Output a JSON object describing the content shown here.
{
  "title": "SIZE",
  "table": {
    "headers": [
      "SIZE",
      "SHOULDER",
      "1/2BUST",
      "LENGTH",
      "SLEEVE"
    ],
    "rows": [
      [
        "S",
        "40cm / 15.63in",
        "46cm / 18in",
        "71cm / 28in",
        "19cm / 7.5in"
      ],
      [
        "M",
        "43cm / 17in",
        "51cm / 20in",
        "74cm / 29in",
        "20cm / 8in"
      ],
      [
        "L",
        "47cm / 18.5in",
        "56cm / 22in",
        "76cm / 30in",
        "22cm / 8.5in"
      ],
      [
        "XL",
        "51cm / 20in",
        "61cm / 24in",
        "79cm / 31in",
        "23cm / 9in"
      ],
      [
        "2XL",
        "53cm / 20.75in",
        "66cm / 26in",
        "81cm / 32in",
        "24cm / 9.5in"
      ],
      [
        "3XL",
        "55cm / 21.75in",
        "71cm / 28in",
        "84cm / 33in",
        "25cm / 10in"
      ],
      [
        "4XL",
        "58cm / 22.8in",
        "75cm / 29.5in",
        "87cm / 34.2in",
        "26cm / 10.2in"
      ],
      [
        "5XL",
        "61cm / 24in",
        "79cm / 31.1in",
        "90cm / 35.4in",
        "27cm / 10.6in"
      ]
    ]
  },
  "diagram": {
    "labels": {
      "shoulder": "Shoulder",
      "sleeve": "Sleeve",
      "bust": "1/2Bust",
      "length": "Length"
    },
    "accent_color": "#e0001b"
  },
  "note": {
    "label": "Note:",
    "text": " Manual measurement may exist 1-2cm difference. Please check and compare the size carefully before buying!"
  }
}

Requirements => Nothing may be left out: return each entry exactly as it reads.

Result of the exercise =>
Output a JSON object describing the content shown here.
{
  "title": "SIZE",
  "table": {
    "headers": [
      "SIZE",
      "SHOULDER",
      "1/2BUST",
      "LENGTH",
      "SLEEVE"
    ],
    "rows": [
      [
        "S",
        "40cm / 15.63in",
        "46cm / 18in",
        "71cm / 28in",
        "19cm / 7.5in"
      ],
      [
        "M",
        "43cm / 17in",
        "51cm / 20in",
        "74cm / 29in",
        "20cm / 8in"
      ],
      [
        "L",
        "47cm / 18.5in",
        "56cm / 22in",
        "76cm / 30in",
        "22cm / 8.5in"
      ],
      [
        "XL",
        "51cm / 20in",
        "61cm / 24in",
        "79cm / 31in",
        "23cm / 9in"
      ],
      [
        "2XL",
        "53cm / 20.75in",
        "66cm / 26in",
        "81cm / 32in",
        "24cm / 9.5in"
      ],
      [
        "3XL",
        "55cm / 21.75in",
        "71cm / 28in",
        "84cm / 33in",
        "25cm / 10in"
      ],
      [
        "4XL",
        "58cm / 22.8in",
        "75cm / 29.5in",
        "87cm / 34.2in",
        "26cm / 10.2in"
      ],
      [
        "5XL",
        "61cm / 24in",
        "79cm / 31.1in",
        "90cm / 35.4in",
        "27cm / 10.6in"
      ]
    ]
  },
  "diagram": {
    "labels": {
      "shoulder": "Shoulder",
      "sleeve": "Sleeve",
      "bust": "1/2Bust",
      "length": "Length"
    },
    "accent_color": "#e0001b"
  },
  "note": {
    "label": "Note:",
    "text": " Manual measurement may exist 1-2cm difference. Please check and compare the size carefully before buying!"
  }
}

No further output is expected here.